--- START Source records ---

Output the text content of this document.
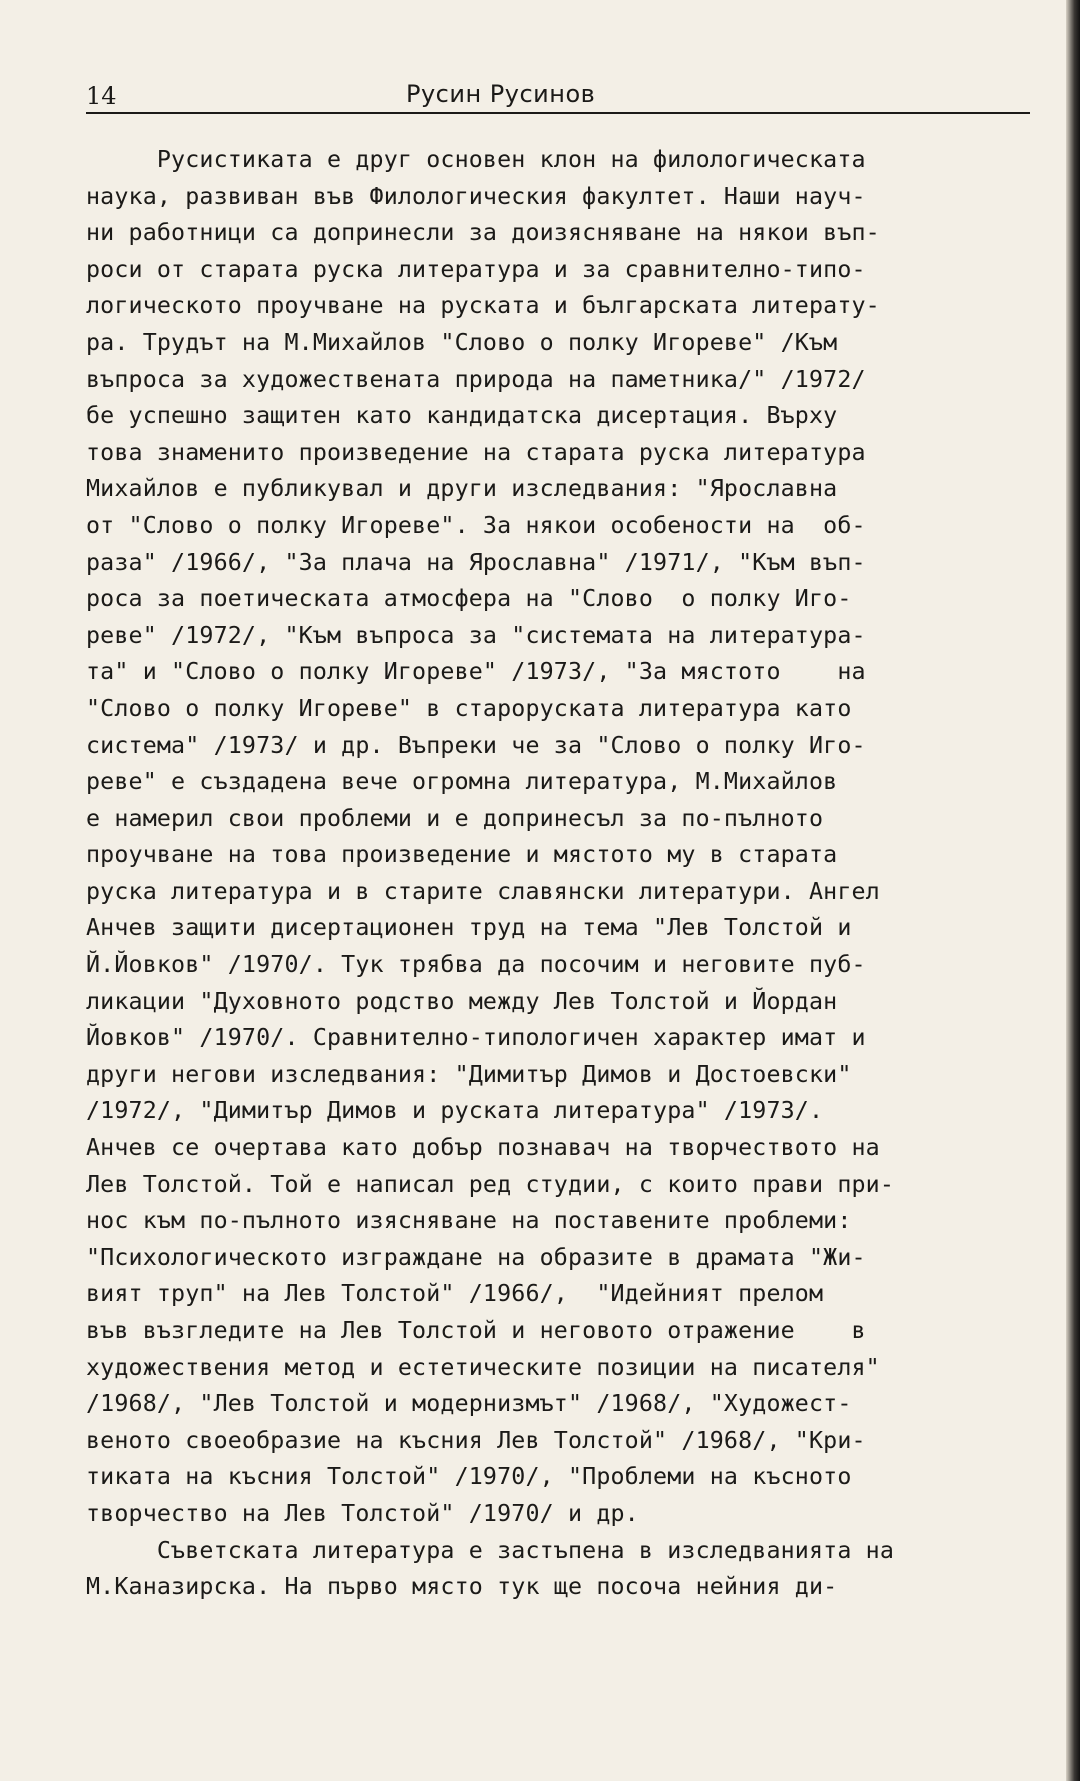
14	Русин Русинов
Русистиката е друг основен клон на филологическата
наука, развиван във Филологическия факултет. Наши науч-
ни работници са допринесли за доизясняване на някои въп-
роси от старата руска литература и за сравнително-типо-
логическото проучване на руската и българската литерату-
ра. Трудът на М.Михайлов "Слово о полку Игореве" /Към
въпроса за художествената природа на паметника/" /1972/
бе успешно защитен като кандидатска дисертация. Върху
това знаменито произведение на старата руска литература
Михайлов е публикувал и други изследвания: "Ярославна
от "Слово о полку Игореве". За някои особености на  об-
раза" /1966/, "За плача на Ярославна" /1971/, "Към въп-
роса за поетическата атмосфера на "Слово  о полку Иго-
реве" /1972/, "Към въпроса за "системата на литература-
та" и "Слово о полку Игореве" /1973/, "За мястото    на
"Слово о полку Игореве" в староруската литература като
система" /1973/ и др. Въпреки че за "Слово о полку Иго-
реве" е създадена вече огромна литература, М.Михайлов
е намерил свои проблеми и е допринесъл за по-пълното
проучване на това произведение и мястото му в старата
руска литература и в старите славянски литератури. Ангел
Анчев защити дисертационен труд на тема "Лев Толстой и
Й.Йовков" /1970/. Тук трябва да посочим и неговите пуб-
ликации "Духовното родство между Лев Толстой и Йордан
Йовков" /1970/. Сравнително-типологичен характер имат и
други негови изследвания: "Димитър Димов и Достоевски"
/1972/, "Димитър Димов и руската литература" /1973/.
Анчев се очертава като добър познавач на творчеството на
Лев Толстой. Той е написал ред студии, с които прави при-
нос към по-пълното изясняване на поставените проблеми:
"Психологическото изграждане на образите в драмата "Жи-
вият труп" на Лев Толстой" /1966/,  "Идейният прелом
във възгледите на Лев Толстой и неговото отражение    в
художествения метод и естетическите позиции на писателя"
/1968/, "Лев Толстой и модернизмът" /1968/, "Художест-
веното своеобразие на късния Лев Толстой" /1968/, "Кри-
тиката на късния Толстой" /1970/, "Проблеми на късното
творчество на Лев Толстой" /1970/ и др.
Съветската литература е застъпена в изследванията на
М.Каназирска. На първо място тук ще посоча нейния ди-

--- END Source records ---

◆ **Goal**: Print the full listing exactly, dropping the pictures.

◆ **Task output**:
Output the text content of this document.
14	Русин Русинов
Русистиката е друг основен клон на филологическата
наука, развиван във Филологическия факултет. Наши науч-
ни работници са допринесли за доизясняване на някои въп-
роси от старата руска литература и за сравнително-типо-
логическото проучване на руската и българската литерату-
ра. Трудът на М.Михайлов "Слово о полку Игореве" /Към
въпроса за художествената природа на паметника/" /1972/
бе успешно защитен като кандидатска дисертация. Върху
това знаменито произведение на старата руска литература
Михайлов е публикувал и други изследвания: "Ярославна
от "Слово о полку Игореве". За някои особености на  об-
раза" /1966/, "За плача на Ярославна" /1971/, "Към въп-
роса за поетическата атмосфера на "Слово  о полку Иго-
реве" /1972/, "Към въпроса за "системата на литература-
та" и "Слово о полку Игореве" /1973/, "За мястото    на
"Слово о полку Игореве" в староруската литература като
система" /1973/ и др. Въпреки че за "Слово о полку Иго-
реве" е създадена вече огромна литература, М.Михайлов
е намерил свои проблеми и е допринесъл за по-пълното
проучване на това произведение и мястото му в старата
руска литература и в старите славянски литератури. Ангел
Анчев защити дисертационен труд на тема "Лев Толстой и
Й.Йовков" /1970/. Тук трябва да посочим и неговите пуб-
ликации "Духовното родство между Лев Толстой и Йордан
Йовков" /1970/. Сравнително-типологичен характер имат и
други негови изследвания: "Димитър Димов и Достоевски"
/1972/, "Димитър Димов и руската литература" /1973/.
Анчев се очертава като добър познавач на творчеството на
Лев Толстой. Той е написал ред студии, с които прави при-
нос към по-пълното изясняване на поставените проблеми:
"Психологическото изграждане на образите в драмата "Жи-
вият труп" на Лев Толстой" /1966/,  "Идейният прелом
във възгледите на Лев Толстой и неговото отражение    в
художествения метод и естетическите позиции на писателя"
/1968/, "Лев Толстой и модернизмът" /1968/, "Художест-
веното своеобразие на късния Лев Толстой" /1968/, "Кри-
тиката на късния Толстой" /1970/, "Проблеми на късното
творчество на Лев Толстой" /1970/ и др.
Съветската литература е застъпена в изследванията на
М.Каназирска. На първо място тук ще посоча нейния ди-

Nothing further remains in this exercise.